- TO DO -
Your job is to restate each entry word for word.
····················
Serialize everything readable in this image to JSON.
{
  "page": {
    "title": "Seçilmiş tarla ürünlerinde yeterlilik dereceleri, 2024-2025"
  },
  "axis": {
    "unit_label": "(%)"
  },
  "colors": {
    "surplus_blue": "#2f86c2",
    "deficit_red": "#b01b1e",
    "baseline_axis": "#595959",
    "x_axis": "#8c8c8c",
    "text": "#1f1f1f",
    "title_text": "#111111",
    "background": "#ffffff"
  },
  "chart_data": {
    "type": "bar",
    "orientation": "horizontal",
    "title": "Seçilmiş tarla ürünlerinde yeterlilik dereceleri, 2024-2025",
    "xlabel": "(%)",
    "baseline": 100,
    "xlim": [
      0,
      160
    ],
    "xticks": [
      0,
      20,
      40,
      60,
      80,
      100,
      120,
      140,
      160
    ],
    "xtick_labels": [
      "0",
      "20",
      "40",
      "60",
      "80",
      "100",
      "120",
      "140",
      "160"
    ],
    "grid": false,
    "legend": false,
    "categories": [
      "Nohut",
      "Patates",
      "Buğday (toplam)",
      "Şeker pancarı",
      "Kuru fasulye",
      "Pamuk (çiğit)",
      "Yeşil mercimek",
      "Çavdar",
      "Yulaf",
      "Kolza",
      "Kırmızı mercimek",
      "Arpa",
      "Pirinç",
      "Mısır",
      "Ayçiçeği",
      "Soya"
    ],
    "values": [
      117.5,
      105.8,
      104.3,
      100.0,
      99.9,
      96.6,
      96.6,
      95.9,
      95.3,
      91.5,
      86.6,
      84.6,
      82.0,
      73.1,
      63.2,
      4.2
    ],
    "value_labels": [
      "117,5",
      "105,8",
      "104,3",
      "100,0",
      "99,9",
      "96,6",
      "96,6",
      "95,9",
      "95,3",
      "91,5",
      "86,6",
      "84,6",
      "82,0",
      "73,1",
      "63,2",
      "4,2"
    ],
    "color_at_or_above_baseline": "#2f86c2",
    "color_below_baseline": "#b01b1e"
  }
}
····················
- FULL OUTPUT -
Serialize everything readable in this image to JSON.
{
  "page": {
    "title": "Seçilmiş tarla ürünlerinde yeterlilik dereceleri, 2024-2025"
  },
  "axis": {
    "unit_label": "(%)"
  },
  "colors": {
    "surplus_blue": "#2f86c2",
    "deficit_red": "#b01b1e",
    "baseline_axis": "#595959",
    "x_axis": "#8c8c8c",
    "text": "#1f1f1f",
    "title_text": "#111111",
    "background": "#ffffff"
  },
  "chart_data": {
    "type": "bar",
    "orientation": "horizontal",
    "title": "Seçilmiş tarla ürünlerinde yeterlilik dereceleri, 2024-2025",
    "xlabel": "(%)",
    "baseline": 100,
    "xlim": [
      0,
      160
    ],
    "xticks": [
      0,
      20,
      40,
      60,
      80,
      100,
      120,
      140,
      160
    ],
    "xtick_labels": [
      "0",
      "20",
      "40",
      "60",
      "80",
      "100",
      "120",
      "140",
      "160"
    ],
    "grid": false,
    "legend": false,
    "categories": [
      "Nohut",
      "Patates",
      "Buğday (toplam)",
      "Şeker pancarı",
      "Kuru fasulye",
      "Pamuk (çiğit)",
      "Yeşil mercimek",
      "Çavdar",
      "Yulaf",
      "Kolza",
      "Kırmızı mercimek",
      "Arpa",
      "Pirinç",
      "Mısır",
      "Ayçiçeği",
      "Soya"
    ],
    "values": [
      117.5,
      105.8,
      104.3,
      100.0,
      99.9,
      96.6,
      96.6,
      95.9,
      95.3,
      91.5,
      86.6,
      84.6,
      82.0,
      73.1,
      63.2,
      4.2
    ],
    "value_labels": [
      "117,5",
      "105,8",
      "104,3",
      "100,0",
      "99,9",
      "96,6",
      "96,6",
      "95,9",
      "95,3",
      "91,5",
      "86,6",
      "84,6",
      "82,0",
      "73,1",
      "63,2",
      "4,2"
    ],
    "color_at_or_above_baseline": "#2f86c2",
    "color_below_baseline": "#b01b1e"
  }
}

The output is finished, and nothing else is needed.